Extracted material »
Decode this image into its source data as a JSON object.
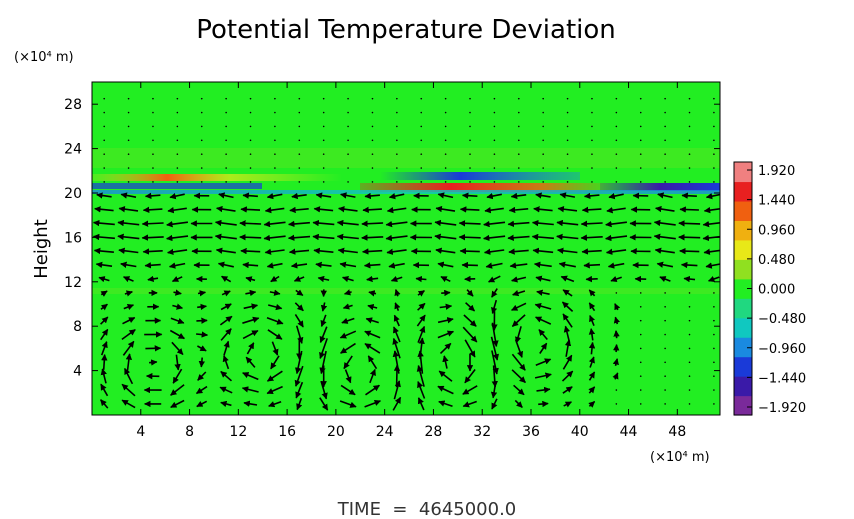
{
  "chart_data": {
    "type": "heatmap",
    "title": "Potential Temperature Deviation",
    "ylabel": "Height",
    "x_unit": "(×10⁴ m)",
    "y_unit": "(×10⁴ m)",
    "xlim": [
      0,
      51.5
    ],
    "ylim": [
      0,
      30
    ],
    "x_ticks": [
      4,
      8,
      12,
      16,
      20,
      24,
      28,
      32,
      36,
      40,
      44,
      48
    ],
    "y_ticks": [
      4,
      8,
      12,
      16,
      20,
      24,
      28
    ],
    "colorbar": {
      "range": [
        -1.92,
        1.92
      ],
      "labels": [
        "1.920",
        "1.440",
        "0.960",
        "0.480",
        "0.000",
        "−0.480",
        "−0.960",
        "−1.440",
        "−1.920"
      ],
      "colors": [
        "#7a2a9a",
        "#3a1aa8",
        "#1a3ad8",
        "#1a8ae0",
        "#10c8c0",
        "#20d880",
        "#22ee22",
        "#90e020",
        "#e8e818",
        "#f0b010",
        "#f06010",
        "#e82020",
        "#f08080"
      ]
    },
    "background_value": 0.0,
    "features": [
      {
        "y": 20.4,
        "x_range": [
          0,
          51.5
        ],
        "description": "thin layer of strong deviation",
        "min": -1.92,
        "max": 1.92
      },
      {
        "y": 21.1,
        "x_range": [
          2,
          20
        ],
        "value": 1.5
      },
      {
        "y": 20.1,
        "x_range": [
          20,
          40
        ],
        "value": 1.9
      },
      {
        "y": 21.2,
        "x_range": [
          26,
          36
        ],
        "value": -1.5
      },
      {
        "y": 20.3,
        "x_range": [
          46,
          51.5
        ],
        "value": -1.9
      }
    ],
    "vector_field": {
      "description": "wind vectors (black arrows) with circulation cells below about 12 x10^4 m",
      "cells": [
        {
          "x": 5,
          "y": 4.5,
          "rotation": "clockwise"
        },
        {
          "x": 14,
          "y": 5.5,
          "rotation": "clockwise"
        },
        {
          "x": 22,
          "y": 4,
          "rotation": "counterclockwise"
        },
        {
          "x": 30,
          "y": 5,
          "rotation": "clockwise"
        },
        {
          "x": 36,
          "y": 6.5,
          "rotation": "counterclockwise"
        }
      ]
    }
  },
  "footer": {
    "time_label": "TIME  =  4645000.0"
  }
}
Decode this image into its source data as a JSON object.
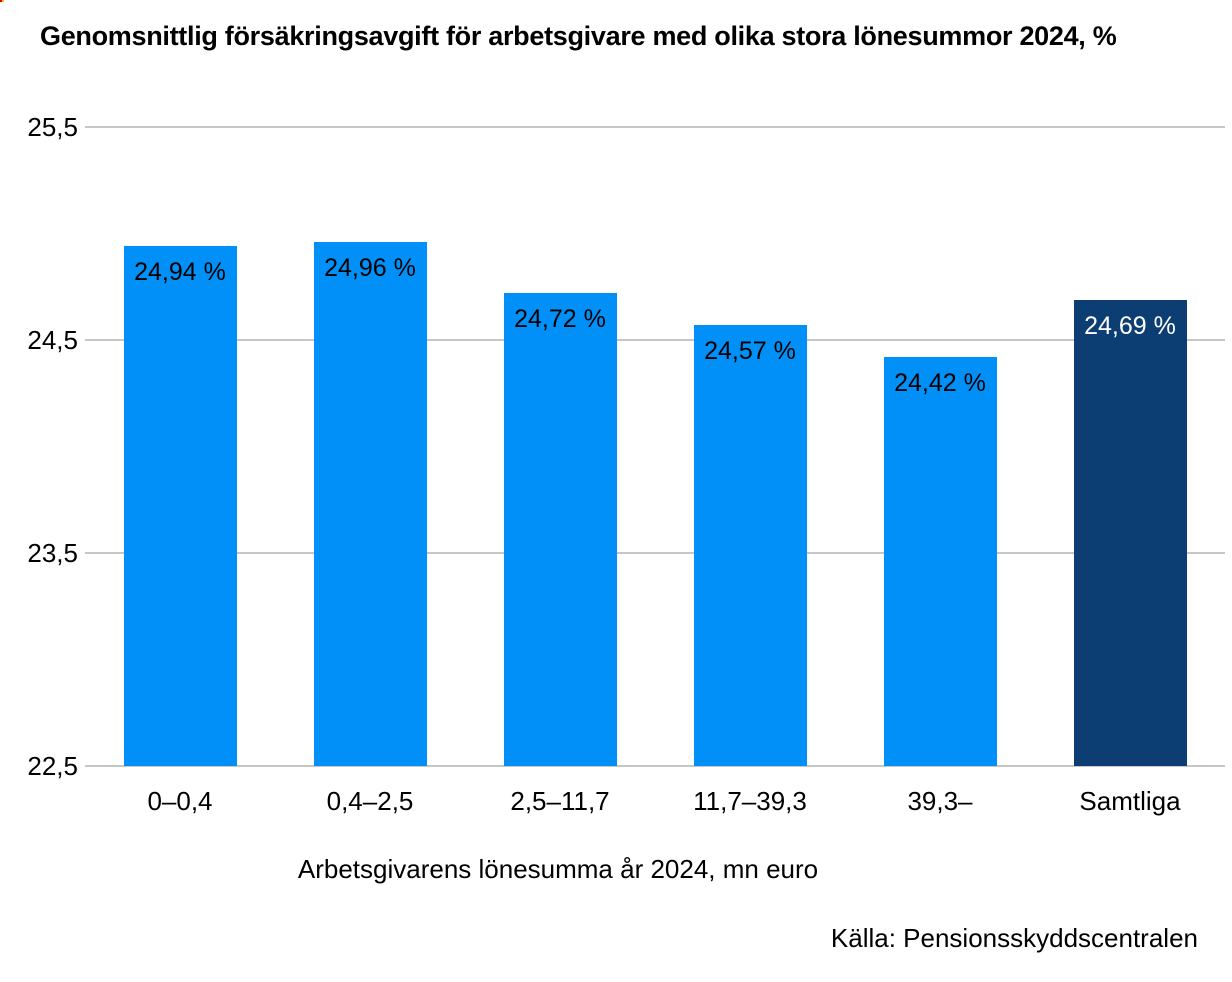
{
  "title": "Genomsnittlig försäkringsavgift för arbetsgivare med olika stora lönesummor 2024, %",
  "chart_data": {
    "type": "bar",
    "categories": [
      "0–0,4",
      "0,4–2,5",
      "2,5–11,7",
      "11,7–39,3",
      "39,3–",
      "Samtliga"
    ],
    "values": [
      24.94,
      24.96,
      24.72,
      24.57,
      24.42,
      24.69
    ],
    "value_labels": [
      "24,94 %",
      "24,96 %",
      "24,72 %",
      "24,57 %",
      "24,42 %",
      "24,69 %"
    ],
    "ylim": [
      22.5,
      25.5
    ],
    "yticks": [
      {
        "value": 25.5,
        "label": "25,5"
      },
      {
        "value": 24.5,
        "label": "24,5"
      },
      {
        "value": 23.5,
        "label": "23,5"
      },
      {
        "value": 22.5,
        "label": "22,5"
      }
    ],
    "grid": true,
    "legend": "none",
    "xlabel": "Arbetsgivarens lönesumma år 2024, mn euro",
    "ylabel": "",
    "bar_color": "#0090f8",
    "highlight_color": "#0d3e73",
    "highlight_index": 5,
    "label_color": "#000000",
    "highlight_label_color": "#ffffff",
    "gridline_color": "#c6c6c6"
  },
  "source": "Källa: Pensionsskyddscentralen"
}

---

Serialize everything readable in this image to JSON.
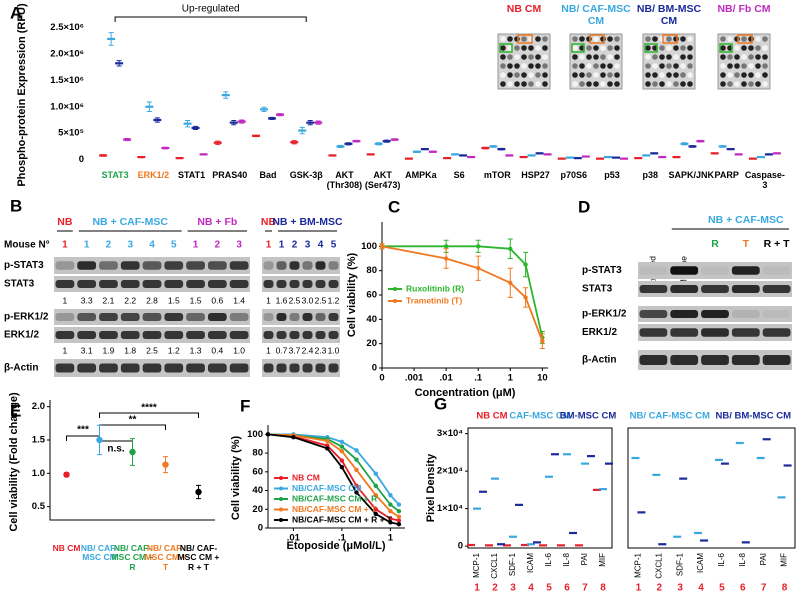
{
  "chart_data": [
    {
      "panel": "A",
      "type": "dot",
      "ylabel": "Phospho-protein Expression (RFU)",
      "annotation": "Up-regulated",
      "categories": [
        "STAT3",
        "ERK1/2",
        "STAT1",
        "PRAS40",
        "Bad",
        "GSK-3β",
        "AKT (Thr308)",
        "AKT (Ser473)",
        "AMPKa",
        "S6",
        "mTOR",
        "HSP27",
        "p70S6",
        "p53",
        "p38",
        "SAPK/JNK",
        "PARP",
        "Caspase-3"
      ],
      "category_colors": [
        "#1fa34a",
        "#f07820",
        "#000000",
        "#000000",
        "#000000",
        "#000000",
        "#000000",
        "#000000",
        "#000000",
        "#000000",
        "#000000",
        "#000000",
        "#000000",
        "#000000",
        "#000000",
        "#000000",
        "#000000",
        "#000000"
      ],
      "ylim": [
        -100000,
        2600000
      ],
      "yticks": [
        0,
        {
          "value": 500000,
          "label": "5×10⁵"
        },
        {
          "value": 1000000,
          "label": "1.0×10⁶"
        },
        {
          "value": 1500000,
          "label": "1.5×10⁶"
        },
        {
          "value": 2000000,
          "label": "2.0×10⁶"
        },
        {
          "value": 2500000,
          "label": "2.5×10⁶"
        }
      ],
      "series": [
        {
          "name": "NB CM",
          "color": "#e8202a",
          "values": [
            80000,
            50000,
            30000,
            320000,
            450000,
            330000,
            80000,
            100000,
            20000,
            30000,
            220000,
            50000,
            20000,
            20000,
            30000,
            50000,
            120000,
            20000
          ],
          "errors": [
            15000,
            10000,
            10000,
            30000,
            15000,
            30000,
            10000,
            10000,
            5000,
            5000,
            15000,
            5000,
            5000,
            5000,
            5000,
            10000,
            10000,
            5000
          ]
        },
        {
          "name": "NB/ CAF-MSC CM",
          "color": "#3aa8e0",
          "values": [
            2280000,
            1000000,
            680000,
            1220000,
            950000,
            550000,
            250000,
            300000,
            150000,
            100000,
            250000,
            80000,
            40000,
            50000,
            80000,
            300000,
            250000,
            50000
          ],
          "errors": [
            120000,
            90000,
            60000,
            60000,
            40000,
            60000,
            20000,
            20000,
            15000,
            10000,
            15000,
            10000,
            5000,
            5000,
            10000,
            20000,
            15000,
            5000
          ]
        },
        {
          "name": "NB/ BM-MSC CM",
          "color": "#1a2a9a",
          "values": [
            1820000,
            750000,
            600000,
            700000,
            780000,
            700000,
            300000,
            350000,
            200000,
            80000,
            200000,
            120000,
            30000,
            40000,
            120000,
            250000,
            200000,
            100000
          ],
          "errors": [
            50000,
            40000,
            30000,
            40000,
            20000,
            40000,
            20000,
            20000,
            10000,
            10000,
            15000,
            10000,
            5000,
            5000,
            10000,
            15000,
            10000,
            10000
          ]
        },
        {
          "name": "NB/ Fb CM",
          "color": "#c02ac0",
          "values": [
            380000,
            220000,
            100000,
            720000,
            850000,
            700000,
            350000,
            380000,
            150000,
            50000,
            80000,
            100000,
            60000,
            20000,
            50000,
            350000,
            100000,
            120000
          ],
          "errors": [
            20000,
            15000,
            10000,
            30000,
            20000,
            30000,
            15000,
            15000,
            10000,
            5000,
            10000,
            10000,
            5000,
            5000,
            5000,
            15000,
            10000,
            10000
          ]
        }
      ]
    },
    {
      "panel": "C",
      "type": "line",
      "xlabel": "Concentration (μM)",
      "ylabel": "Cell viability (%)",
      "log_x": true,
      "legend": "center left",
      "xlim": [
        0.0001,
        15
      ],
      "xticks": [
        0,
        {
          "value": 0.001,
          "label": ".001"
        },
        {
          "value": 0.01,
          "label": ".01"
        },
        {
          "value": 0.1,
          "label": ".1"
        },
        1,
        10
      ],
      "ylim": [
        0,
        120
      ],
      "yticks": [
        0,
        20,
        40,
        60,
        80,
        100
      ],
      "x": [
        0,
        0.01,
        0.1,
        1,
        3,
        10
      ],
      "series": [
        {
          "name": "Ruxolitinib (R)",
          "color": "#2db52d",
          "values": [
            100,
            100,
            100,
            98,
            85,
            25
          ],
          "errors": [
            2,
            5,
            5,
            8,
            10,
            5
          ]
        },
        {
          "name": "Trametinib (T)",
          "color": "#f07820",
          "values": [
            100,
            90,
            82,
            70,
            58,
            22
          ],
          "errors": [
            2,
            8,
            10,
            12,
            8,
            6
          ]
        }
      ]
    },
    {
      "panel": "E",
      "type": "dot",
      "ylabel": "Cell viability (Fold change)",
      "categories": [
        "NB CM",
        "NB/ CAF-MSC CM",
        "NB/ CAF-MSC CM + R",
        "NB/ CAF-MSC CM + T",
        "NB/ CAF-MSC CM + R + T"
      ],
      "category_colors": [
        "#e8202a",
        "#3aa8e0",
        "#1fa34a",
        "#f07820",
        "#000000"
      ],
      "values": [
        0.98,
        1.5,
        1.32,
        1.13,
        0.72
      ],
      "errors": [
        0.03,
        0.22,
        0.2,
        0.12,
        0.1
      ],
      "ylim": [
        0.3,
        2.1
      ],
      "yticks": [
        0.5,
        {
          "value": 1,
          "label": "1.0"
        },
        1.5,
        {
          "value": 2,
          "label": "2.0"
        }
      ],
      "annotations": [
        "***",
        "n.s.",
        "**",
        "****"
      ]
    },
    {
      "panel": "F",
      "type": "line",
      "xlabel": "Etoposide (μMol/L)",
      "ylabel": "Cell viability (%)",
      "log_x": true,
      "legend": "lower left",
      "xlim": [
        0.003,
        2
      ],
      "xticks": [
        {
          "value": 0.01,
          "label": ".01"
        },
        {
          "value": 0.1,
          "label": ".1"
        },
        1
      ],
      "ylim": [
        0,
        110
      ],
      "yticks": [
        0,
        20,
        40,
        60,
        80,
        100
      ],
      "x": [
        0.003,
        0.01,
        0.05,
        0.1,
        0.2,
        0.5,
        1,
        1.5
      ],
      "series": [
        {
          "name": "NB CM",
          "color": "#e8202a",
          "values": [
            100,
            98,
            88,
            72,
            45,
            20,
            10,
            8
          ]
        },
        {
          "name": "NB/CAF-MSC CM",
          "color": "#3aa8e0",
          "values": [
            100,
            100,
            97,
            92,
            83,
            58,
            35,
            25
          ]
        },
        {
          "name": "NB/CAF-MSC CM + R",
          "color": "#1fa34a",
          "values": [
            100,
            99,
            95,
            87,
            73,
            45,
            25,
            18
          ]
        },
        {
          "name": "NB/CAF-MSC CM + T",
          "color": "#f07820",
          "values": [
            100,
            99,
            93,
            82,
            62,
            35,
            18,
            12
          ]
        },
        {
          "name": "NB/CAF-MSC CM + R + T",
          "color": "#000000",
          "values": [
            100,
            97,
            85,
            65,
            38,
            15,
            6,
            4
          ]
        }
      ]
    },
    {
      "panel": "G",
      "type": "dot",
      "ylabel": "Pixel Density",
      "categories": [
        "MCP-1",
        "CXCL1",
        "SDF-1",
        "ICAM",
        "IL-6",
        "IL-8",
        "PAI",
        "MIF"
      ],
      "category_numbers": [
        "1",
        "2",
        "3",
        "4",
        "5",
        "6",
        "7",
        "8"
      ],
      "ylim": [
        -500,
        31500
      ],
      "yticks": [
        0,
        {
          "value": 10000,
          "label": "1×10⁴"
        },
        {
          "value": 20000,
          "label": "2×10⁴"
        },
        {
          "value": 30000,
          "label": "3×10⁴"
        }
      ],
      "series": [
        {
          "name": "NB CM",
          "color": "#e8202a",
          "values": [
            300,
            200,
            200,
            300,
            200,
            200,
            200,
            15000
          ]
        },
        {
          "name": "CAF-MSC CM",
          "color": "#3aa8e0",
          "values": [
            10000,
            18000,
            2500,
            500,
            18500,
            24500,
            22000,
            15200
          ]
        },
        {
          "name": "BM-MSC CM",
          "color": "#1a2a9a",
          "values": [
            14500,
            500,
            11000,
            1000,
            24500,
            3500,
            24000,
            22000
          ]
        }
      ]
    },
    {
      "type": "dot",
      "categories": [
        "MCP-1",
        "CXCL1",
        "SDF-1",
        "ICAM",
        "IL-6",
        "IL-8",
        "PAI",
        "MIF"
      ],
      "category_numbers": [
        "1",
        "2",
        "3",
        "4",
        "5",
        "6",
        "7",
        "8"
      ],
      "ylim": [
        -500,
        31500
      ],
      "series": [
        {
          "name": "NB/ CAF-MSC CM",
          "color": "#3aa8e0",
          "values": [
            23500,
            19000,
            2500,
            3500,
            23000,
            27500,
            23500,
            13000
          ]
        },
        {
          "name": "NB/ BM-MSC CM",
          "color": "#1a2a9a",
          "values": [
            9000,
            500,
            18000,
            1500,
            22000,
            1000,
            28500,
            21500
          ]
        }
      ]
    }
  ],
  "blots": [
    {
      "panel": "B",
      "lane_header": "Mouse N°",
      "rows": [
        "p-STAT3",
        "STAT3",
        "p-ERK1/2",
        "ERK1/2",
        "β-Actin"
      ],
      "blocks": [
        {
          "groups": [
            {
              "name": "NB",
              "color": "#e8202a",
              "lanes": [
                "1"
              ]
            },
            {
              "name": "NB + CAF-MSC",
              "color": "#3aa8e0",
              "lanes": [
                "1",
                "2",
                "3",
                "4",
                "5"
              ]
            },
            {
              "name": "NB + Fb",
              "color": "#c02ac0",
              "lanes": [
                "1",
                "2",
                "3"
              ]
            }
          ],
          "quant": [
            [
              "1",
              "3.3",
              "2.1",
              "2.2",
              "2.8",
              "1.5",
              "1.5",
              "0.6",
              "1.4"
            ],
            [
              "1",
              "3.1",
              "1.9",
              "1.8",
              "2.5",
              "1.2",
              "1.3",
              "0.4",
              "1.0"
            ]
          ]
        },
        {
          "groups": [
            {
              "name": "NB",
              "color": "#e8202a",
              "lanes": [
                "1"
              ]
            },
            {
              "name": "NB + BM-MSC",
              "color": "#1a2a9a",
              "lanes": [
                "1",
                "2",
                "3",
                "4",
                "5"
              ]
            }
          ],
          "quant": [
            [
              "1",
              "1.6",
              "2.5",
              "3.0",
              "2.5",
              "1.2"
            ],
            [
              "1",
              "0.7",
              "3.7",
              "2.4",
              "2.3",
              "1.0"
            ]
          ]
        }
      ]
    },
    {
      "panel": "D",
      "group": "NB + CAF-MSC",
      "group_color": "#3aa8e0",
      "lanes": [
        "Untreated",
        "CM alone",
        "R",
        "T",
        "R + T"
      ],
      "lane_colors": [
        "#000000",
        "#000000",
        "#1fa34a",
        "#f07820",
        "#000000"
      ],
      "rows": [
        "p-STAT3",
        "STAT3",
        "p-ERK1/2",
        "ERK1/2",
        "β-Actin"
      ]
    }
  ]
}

Problem to work on »
Pull every line with "xlabel" from the records.

Solution for this problem »
    "xlabel": "Arbetsgivarens lönesumma år 2024, mn euro",
      "xlabel": "Concentration (μM)",
      "xlabel": "Etoposide (μMol/L)",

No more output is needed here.